**WHAT TO DO**
In all the entries below, rename "rank-label" to "row-label" and leave everything else as it is. Omit the pictures from your answer.

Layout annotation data
━━━━━━━━
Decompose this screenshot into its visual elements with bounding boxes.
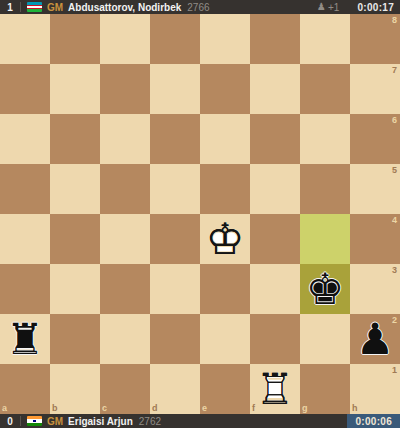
- rank-label: 7: [392, 66, 397, 75]
- square-g4[interactable]: [300, 214, 350, 264]
- file-label: g: [302, 404, 308, 413]
- top-player-bar: 1 GM Abdusattorov, Nodirbek 2766 ♟+1 0:0…: [0, 0, 400, 14]
- square-f8[interactable]: [250, 14, 300, 64]
- square-e7[interactable]: [200, 64, 250, 114]
- square-g7[interactable]: [300, 64, 350, 114]
- square-g1[interactable]: g: [300, 364, 350, 414]
- top-player-rating: 2766: [187, 2, 209, 13]
- rank-label: 1: [392, 366, 397, 375]
- square-a4[interactable]: [0, 214, 50, 264]
- square-d1[interactable]: d: [150, 364, 200, 414]
- square-a3[interactable]: [0, 264, 50, 314]
- divider: [20, 416, 21, 426]
- square-h7[interactable]: 7: [350, 64, 400, 114]
- top-player-name: Abdusattorov, Nodirbek: [68, 2, 181, 13]
- square-b6[interactable]: [50, 114, 100, 164]
- divider: [20, 2, 21, 12]
- top-player-title: GM: [47, 2, 63, 13]
- square-b5[interactable]: [50, 164, 100, 214]
- chess-broadcast-window: 1 GM Abdusattorov, Nodirbek 2766 ♟+1 0:0…: [0, 0, 400, 428]
- square-d5[interactable]: [150, 164, 200, 214]
- square-f7[interactable]: [250, 64, 300, 114]
- file-label: b: [52, 404, 58, 413]
- square-h2[interactable]: 2♟: [350, 314, 400, 364]
- square-f2[interactable]: [250, 314, 300, 364]
- square-d2[interactable]: [150, 314, 200, 364]
- square-e8[interactable]: [200, 14, 250, 64]
- white-king[interactable]: ♚♔: [200, 214, 250, 264]
- square-d7[interactable]: [150, 64, 200, 114]
- square-h5[interactable]: 5: [350, 164, 400, 214]
- square-c1[interactable]: c: [100, 364, 150, 414]
- square-e4[interactable]: ♚♔: [200, 214, 250, 264]
- square-c5[interactable]: [100, 164, 150, 214]
- bottom-player-bar: 0 GM Erigaisi Arjun 2762 0:00:06: [0, 414, 400, 428]
- square-h6[interactable]: 6: [350, 114, 400, 164]
- square-a6[interactable]: [0, 114, 50, 164]
- square-h1[interactable]: 1h: [350, 364, 400, 414]
- square-e2[interactable]: [200, 314, 250, 364]
- file-label: a: [2, 404, 7, 413]
- square-g8[interactable]: [300, 14, 350, 64]
- rank-label: 6: [392, 116, 397, 125]
- square-a2[interactable]: ♜: [0, 314, 50, 364]
- bottom-player-score: 0: [0, 416, 20, 427]
- square-c3[interactable]: [100, 264, 150, 314]
- square-f6[interactable]: [250, 114, 300, 164]
- square-a5[interactable]: [0, 164, 50, 214]
- square-e5[interactable]: [200, 164, 250, 214]
- square-b1[interactable]: b: [50, 364, 100, 414]
- square-g6[interactable]: [300, 114, 350, 164]
- file-label: c: [102, 404, 107, 413]
- rank-label: 4: [392, 216, 397, 225]
- rank-label: 8: [392, 16, 397, 25]
- square-d4[interactable]: [150, 214, 200, 264]
- square-c7[interactable]: [100, 64, 150, 114]
- square-f3[interactable]: [250, 264, 300, 314]
- india-flag: [27, 416, 42, 426]
- chess-board[interactable]: 8765♚♔4♚3♜2♟abcdef♜♖g1h: [0, 14, 400, 414]
- black-pawn[interactable]: ♟: [350, 314, 400, 364]
- square-e3[interactable]: [200, 264, 250, 314]
- square-b3[interactable]: [50, 264, 100, 314]
- file-label: h: [352, 404, 358, 413]
- square-b2[interactable]: [50, 314, 100, 364]
- square-h4[interactable]: 4: [350, 214, 400, 264]
- square-g2[interactable]: [300, 314, 350, 364]
- black-king[interactable]: ♚: [300, 264, 350, 314]
- pawn-icon: ♟: [317, 2, 326, 12]
- square-e6[interactable]: [200, 114, 250, 164]
- square-h3[interactable]: 3: [350, 264, 400, 314]
- uzbekistan-flag: [27, 2, 42, 12]
- material-advantage: ♟+1: [317, 2, 339, 13]
- square-f4[interactable]: [250, 214, 300, 264]
- rank-label: 5: [392, 166, 397, 175]
- file-label: d: [152, 404, 158, 413]
- square-c8[interactable]: [100, 14, 150, 64]
- rank-label: 3: [392, 266, 397, 275]
- bottom-player-title: GM: [47, 416, 63, 427]
- square-a7[interactable]: [0, 64, 50, 114]
- bottom-player-clock: 0:00:06: [347, 414, 400, 428]
- bottom-player-name: Erigaisi Arjun: [68, 416, 133, 427]
- top-player-score: 1: [0, 2, 20, 13]
- square-b7[interactable]: [50, 64, 100, 114]
- square-h8[interactable]: 8: [350, 14, 400, 64]
- white-rook[interactable]: ♜♖: [250, 364, 300, 414]
- square-b4[interactable]: [50, 214, 100, 264]
- black-rook[interactable]: ♜: [0, 314, 50, 364]
- square-d6[interactable]: [150, 114, 200, 164]
- square-f5[interactable]: [250, 164, 300, 214]
- square-d8[interactable]: [150, 14, 200, 64]
- square-d3[interactable]: [150, 264, 200, 314]
- square-a1[interactable]: a: [0, 364, 50, 414]
- material-advantage-value: +1: [328, 2, 339, 13]
- bottom-player-rating: 2762: [139, 416, 161, 427]
- square-g5[interactable]: [300, 164, 350, 214]
- top-player-clock: 0:00:17: [351, 0, 400, 14]
- square-g3[interactable]: ♚: [300, 264, 350, 314]
- square-c6[interactable]: [100, 114, 150, 164]
- file-label: e: [202, 404, 207, 413]
- square-b8[interactable]: [50, 14, 100, 64]
- square-a8[interactable]: [0, 14, 50, 64]
- square-c4[interactable]: [100, 214, 150, 264]
- square-c2[interactable]: [100, 314, 150, 364]
- square-f1[interactable]: f♜♖: [250, 364, 300, 414]
- square-e1[interactable]: e: [200, 364, 250, 414]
━━━━━━━━
**EXPECTED ANSWER**
Decompose this screenshot into its visual elements with bounding boxes.
- row-label: 7: [392, 66, 397, 75]
- square-g4[interactable]: [300, 214, 350, 264]
- file-label: g: [302, 404, 308, 413]
- top-player-bar: 1 GM Abdusattorov, Nodirbek 2766 ♟+1 0:0…: [0, 0, 400, 14]
- square-f8[interactable]: [250, 14, 300, 64]
- square-e7[interactable]: [200, 64, 250, 114]
- square-g7[interactable]: [300, 64, 350, 114]
- square-g1[interactable]: g: [300, 364, 350, 414]
- top-player-rating: 2766: [187, 2, 209, 13]
- row-label: 1: [392, 366, 397, 375]
- square-a4[interactable]: [0, 214, 50, 264]
- square-d1[interactable]: d: [150, 364, 200, 414]
- square-a3[interactable]: [0, 264, 50, 314]
- divider: [20, 416, 21, 426]
- square-h7[interactable]: 7: [350, 64, 400, 114]
- top-player-name: Abdusattorov, Nodirbek: [68, 2, 181, 13]
- square-b6[interactable]: [50, 114, 100, 164]
- divider: [20, 2, 21, 12]
- top-player-title: GM: [47, 2, 63, 13]
- square-b5[interactable]: [50, 164, 100, 214]
- chess-broadcast-window: 1 GM Abdusattorov, Nodirbek 2766 ♟+1 0:0…: [0, 0, 400, 428]
- square-d5[interactable]: [150, 164, 200, 214]
- square-f7[interactable]: [250, 64, 300, 114]
- file-label: b: [52, 404, 58, 413]
- square-h2[interactable]: 2♟: [350, 314, 400, 364]
- square-f2[interactable]: [250, 314, 300, 364]
- square-d2[interactable]: [150, 314, 200, 364]
- square-e8[interactable]: [200, 14, 250, 64]
- white-king[interactable]: ♚♔: [200, 214, 250, 264]
- square-d7[interactable]: [150, 64, 200, 114]
- square-h5[interactable]: 5: [350, 164, 400, 214]
- square-c1[interactable]: c: [100, 364, 150, 414]
- square-e4[interactable]: ♚♔: [200, 214, 250, 264]
- square-c5[interactable]: [100, 164, 150, 214]
- bottom-player-bar: 0 GM Erigaisi Arjun 2762 0:00:06: [0, 414, 400, 428]
- square-h6[interactable]: 6: [350, 114, 400, 164]
- square-a6[interactable]: [0, 114, 50, 164]
- square-h1[interactable]: 1h: [350, 364, 400, 414]
- square-e2[interactable]: [200, 314, 250, 364]
- file-label: a: [2, 404, 7, 413]
- square-g8[interactable]: [300, 14, 350, 64]
- row-label: 6: [392, 116, 397, 125]
- square-a2[interactable]: ♜: [0, 314, 50, 364]
- bottom-player-score: 0: [0, 416, 20, 427]
- square-c3[interactable]: [100, 264, 150, 314]
- square-f6[interactable]: [250, 114, 300, 164]
- square-a5[interactable]: [0, 164, 50, 214]
- square-e5[interactable]: [200, 164, 250, 214]
- square-b1[interactable]: b: [50, 364, 100, 414]
- square-g6[interactable]: [300, 114, 350, 164]
- file-label: c: [102, 404, 107, 413]
- row-label: 4: [392, 216, 397, 225]
- row-label: 8: [392, 16, 397, 25]
- square-d4[interactable]: [150, 214, 200, 264]
- square-c7[interactable]: [100, 64, 150, 114]
- square-f3[interactable]: [250, 264, 300, 314]
- india-flag: [27, 416, 42, 426]
- chess-board[interactable]: 8765♚♔4♚3♜2♟abcdef♜♖g1h: [0, 14, 400, 414]
- black-pawn[interactable]: ♟: [350, 314, 400, 364]
- square-e3[interactable]: [200, 264, 250, 314]
- square-b3[interactable]: [50, 264, 100, 314]
- file-label: h: [352, 404, 358, 413]
- square-b2[interactable]: [50, 314, 100, 364]
- square-h4[interactable]: 4: [350, 214, 400, 264]
- square-g2[interactable]: [300, 314, 350, 364]
- black-king[interactable]: ♚: [300, 264, 350, 314]
- pawn-icon: ♟: [317, 2, 326, 12]
- square-e6[interactable]: [200, 114, 250, 164]
- square-h3[interactable]: 3: [350, 264, 400, 314]
- uzbekistan-flag: [27, 2, 42, 12]
- material-advantage: ♟+1: [317, 2, 339, 13]
- square-f4[interactable]: [250, 214, 300, 264]
- row-label: 5: [392, 166, 397, 175]
- file-label: d: [152, 404, 158, 413]
- square-c8[interactable]: [100, 14, 150, 64]
- row-label: 3: [392, 266, 397, 275]
- bottom-player-title: GM: [47, 416, 63, 427]
- square-a7[interactable]: [0, 64, 50, 114]
- bottom-player-clock: 0:00:06: [347, 414, 400, 428]
- bottom-player-name: Erigaisi Arjun: [68, 416, 133, 427]
- top-player-score: 1: [0, 2, 20, 13]
- square-b7[interactable]: [50, 64, 100, 114]
- square-h8[interactable]: 8: [350, 14, 400, 64]
- white-rook[interactable]: ♜♖: [250, 364, 300, 414]
- square-b4[interactable]: [50, 214, 100, 264]
- black-rook[interactable]: ♜: [0, 314, 50, 364]
- square-d6[interactable]: [150, 114, 200, 164]
- square-f5[interactable]: [250, 164, 300, 214]
- square-d8[interactable]: [150, 14, 200, 64]
- square-d3[interactable]: [150, 264, 200, 314]
- square-a1[interactable]: a: [0, 364, 50, 414]
- material-advantage-value: +1: [328, 2, 339, 13]
- bottom-player-rating: 2762: [139, 416, 161, 427]
- square-g5[interactable]: [300, 164, 350, 214]
- top-player-clock: 0:00:17: [351, 0, 400, 14]
- square-g3[interactable]: ♚: [300, 264, 350, 314]
- square-c6[interactable]: [100, 114, 150, 164]
- file-label: e: [202, 404, 207, 413]
- square-b8[interactable]: [50, 14, 100, 64]
- square-a8[interactable]: [0, 14, 50, 64]
- square-c4[interactable]: [100, 214, 150, 264]
- square-c2[interactable]: [100, 314, 150, 364]
- square-f1[interactable]: f♜♖: [250, 364, 300, 414]
- square-e1[interactable]: e: [200, 364, 250, 414]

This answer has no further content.